> Data supplied:
▬▬▬▬▬▬

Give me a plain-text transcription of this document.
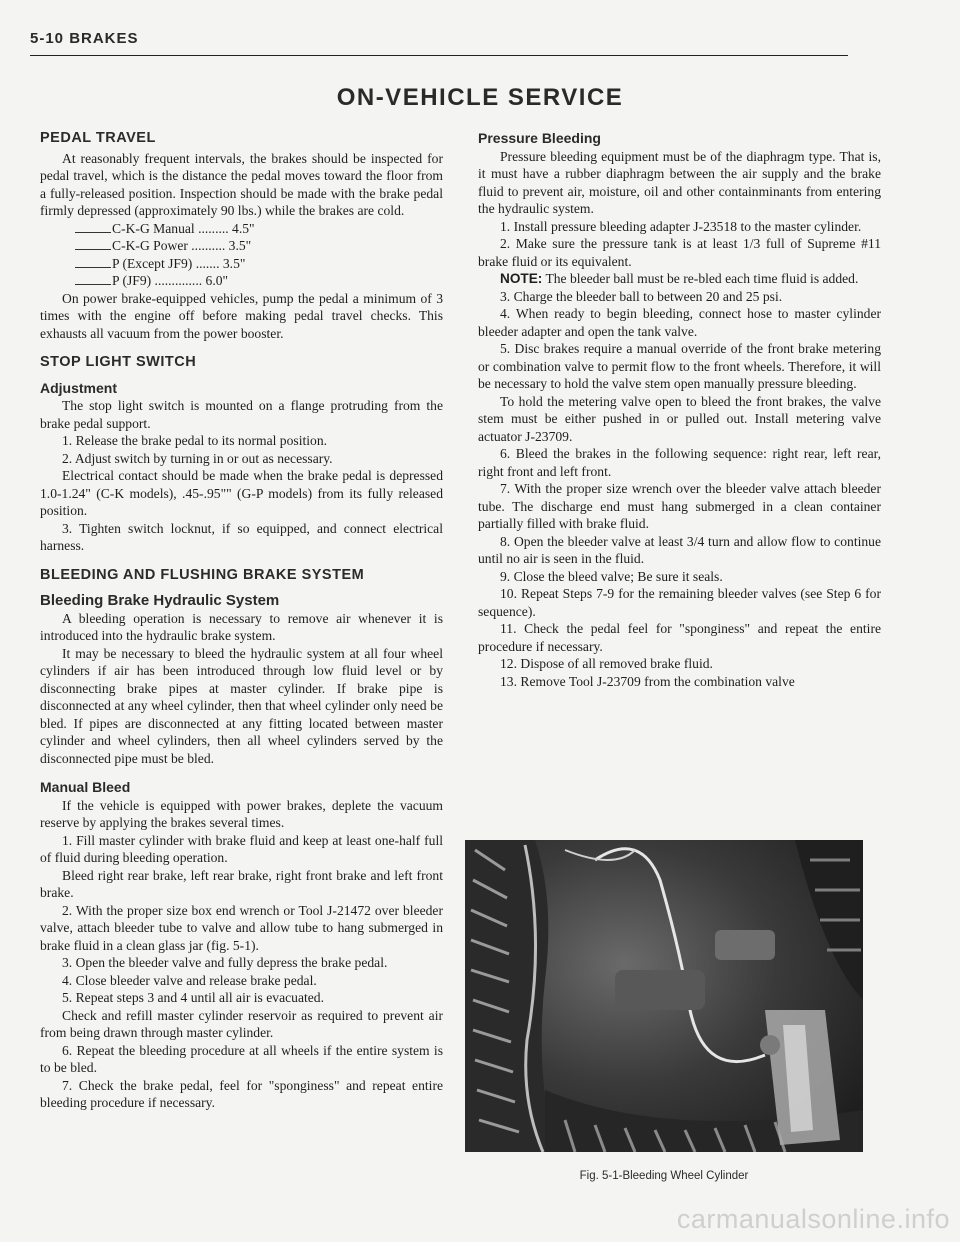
5-10 BRAKES
ON-VEHICLE SERVICE
PEDAL TRAVEL

At reasonably frequent intervals, the brakes should be inspected for pedal travel, which is the distance the pedal moves toward the floor from a fully-released position. Inspection should be made with the brake pedal firmly depressed (approximately 90 lbs.) while the brakes are cold.

C-K-G Manual ......... 4.5"
C-K-G Power .......... 3.5"
P (Except JF9) ....... 3.5"
P (JF9) .............. 6.0"

On power brake-equipped vehicles, pump the pedal a minimum of 3 times with the engine off before making pedal travel checks. This exhausts all vacuum from the power booster.

STOP LIGHT SWITCH
Adjustment

The stop light switch is mounted on a flange protruding from the brake pedal support.

1. Release the brake pedal to its normal position.

2. Adjust switch by turning in or out as necessary.

Electrical contact should be made when the brake pedal is depressed 1.0-1.24" (C-K models), .45-.95"" (G-P models) from its fully released position.

3. Tighten switch locknut, if so equipped, and connect electrical harness.

BLEEDING AND FLUSHING BRAKE SYSTEM
Bleeding Brake Hydraulic System

A bleeding operation is necessary to remove air whenever it is introduced into the hydraulic brake system.

It may be necessary to bleed the hydraulic system at all four wheel cylinders if air has been introduced through low fluid level or by disconnecting brake pipes at master cylinder. If brake pipe is disconnected at any wheel cylinder, then that wheel cylinder only need be bled. If pipes are disconnected at any fitting located between master cylinder and wheel cylinders, then all wheel cylinders served by the disconnected pipe must be bled.

Manual Bleed

If the vehicle is equipped with power brakes, deplete the vacuum reserve by applying the brakes several times.

1. Fill master cylinder with brake fluid and keep at least one-half full of fluid during bleeding operation.

Bleed right rear brake, left rear brake, right front brake and left front brake.

2. With the proper size box end wrench or Tool J-21472 over bleeder valve, attach bleeder tube to valve and allow tube to hang submerged in brake fluid in a clean glass jar (fig. 5-1).

3. Open the bleeder valve and fully depress the brake pedal.

4. Close bleeder valve and release brake pedal.

5. Repeat steps 3 and 4 until all air is evacuated.

Check and refill master cylinder reservoir as required to prevent air from being drawn through master cylinder.

6. Repeat the bleeding procedure at all wheels if the entire system is to be bled.

7. Check the brake pedal, feel for "sponginess" and repeat entire bleeding procedure if necessary.

Pressure Bleeding

Pressure bleeding equipment must be of the diaphragm type. That is, it must have a rubber diaphragm between the air supply and the brake fluid to prevent air, moisture, oil and other containminants from entering the hydraulic system.

1. Install pressure bleeding adapter J-23518 to the master cylinder.

2. Make sure the pressure tank is at least 1/3 full of Supreme #11 brake fluid or its equivalent.

NOTE: The bleeder ball must be re-bled each time fluid is added.

3. Charge the bleeder ball to between 20 and 25 psi.

4. When ready to begin bleeding, connect hose to master cylinder bleeder adapter and open the tank valve.

5. Disc brakes require a manual override of the front brake metering or combination valve to permit flow to the front wheels. Therefore, it will be necessary to hold the valve stem open manually pressure bleeding.

To hold the metering valve open to bleed the front brakes, the valve stem must be either pushed in or pulled out. Install metering valve actuator J-23709.

6. Bleed the brakes in the following sequence: right rear, left rear, right front and left front.

7. With the proper size wrench over the bleeder valve attach bleeder tube. The discharge end must hang submerged in a clean container partially filled with brake fluid.

8. Open the bleeder valve at least 3/4 turn and allow flow to continue until no air is seen in the fluid.

9. Close the bleed valve; Be sure it seals.

10. Repeat Steps 7-9 for the remaining bleeder valves (see Step 6 for sequence).

11. Check the pedal feel for "sponginess" and repeat the entire procedure if necessary.

12. Dispose of all removed brake fluid.

13. Remove Tool J-23709 from the combination valve

Fig. 5-1-Bleeding Wheel Cylinder
carmanualsonline.info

▬▬▬▬▬▬

> What to work on:
Quote all of the entries word for word, omitting any pictures.

> Response to the exercise:
Give me a plain-text transcription of this document.
5-10 BRAKES
ON-VEHICLE SERVICE
PEDAL TRAVEL

At reasonably frequent intervals, the brakes should be inspected for pedal travel, which is the distance the pedal moves toward the floor from a fully-released position. Inspection should be made with the brake pedal firmly depressed (approximately 90 lbs.) while the brakes are cold.

C-K-G Manual ......... 4.5"
C-K-G Power .......... 3.5"
P (Except JF9) ....... 3.5"
P (JF9) .............. 6.0"

On power brake-equipped vehicles, pump the pedal a minimum of 3 times with the engine off before making pedal travel checks. This exhausts all vacuum from the power booster.

STOP LIGHT SWITCH
Adjustment

The stop light switch is mounted on a flange protruding from the brake pedal support.

1. Release the brake pedal to its normal position.

2. Adjust switch by turning in or out as necessary.

Electrical contact should be made when the brake pedal is depressed 1.0-1.24" (C-K models), .45-.95"" (G-P models) from its fully released position.

3. Tighten switch locknut, if so equipped, and connect electrical harness.

BLEEDING AND FLUSHING BRAKE SYSTEM
Bleeding Brake Hydraulic System

A bleeding operation is necessary to remove air whenever it is introduced into the hydraulic brake system.

It may be necessary to bleed the hydraulic system at all four wheel cylinders if air has been introduced through low fluid level or by disconnecting brake pipes at master cylinder. If brake pipe is disconnected at any wheel cylinder, then that wheel cylinder only need be bled. If pipes are disconnected at any fitting located between master cylinder and wheel cylinders, then all wheel cylinders served by the disconnected pipe must be bled.

Manual Bleed

If the vehicle is equipped with power brakes, deplete the vacuum reserve by applying the brakes several times.

1. Fill master cylinder with brake fluid and keep at least one-half full of fluid during bleeding operation.

Bleed right rear brake, left rear brake, right front brake and left front brake.

2. With the proper size box end wrench or Tool J-21472 over bleeder valve, attach bleeder tube to valve and allow tube to hang submerged in brake fluid in a clean glass jar (fig. 5-1).

3. Open the bleeder valve and fully depress the brake pedal.

4. Close bleeder valve and release brake pedal.

5. Repeat steps 3 and 4 until all air is evacuated.

Check and refill master cylinder reservoir as required to prevent air from being drawn through master cylinder.

6. Repeat the bleeding procedure at all wheels if the entire system is to be bled.

7. Check the brake pedal, feel for "sponginess" and repeat entire bleeding procedure if necessary.

Pressure Bleeding

Pressure bleeding equipment must be of the diaphragm type. That is, it must have a rubber diaphragm between the air supply and the brake fluid to prevent air, moisture, oil and other containminants from entering the hydraulic system.

1. Install pressure bleeding adapter J-23518 to the master cylinder.

2. Make sure the pressure tank is at least 1/3 full of Supreme #11 brake fluid or its equivalent.

NOTE: The bleeder ball must be re-bled each time fluid is added.

3. Charge the bleeder ball to between 20 and 25 psi.

4. When ready to begin bleeding, connect hose to master cylinder bleeder adapter and open the tank valve.

5. Disc brakes require a manual override of the front brake metering or combination valve to permit flow to the front wheels. Therefore, it will be necessary to hold the valve stem open manually pressure bleeding.

To hold the metering valve open to bleed the front brakes, the valve stem must be either pushed in or pulled out. Install metering valve actuator J-23709.

6. Bleed the brakes in the following sequence: right rear, left rear, right front and left front.

7. With the proper size wrench over the bleeder valve attach bleeder tube. The discharge end must hang submerged in a clean container partially filled with brake fluid.

8. Open the bleeder valve at least 3/4 turn and allow flow to continue until no air is seen in the fluid.

9. Close the bleed valve; Be sure it seals.

10. Repeat Steps 7-9 for the remaining bleeder valves (see Step 6 for sequence).

11. Check the pedal feel for "sponginess" and repeat the entire procedure if necessary.

12. Dispose of all removed brake fluid.

13. Remove Tool J-23709 from the combination valve

Fig. 5-1-Bleeding Wheel Cylinder
carmanualsonline.info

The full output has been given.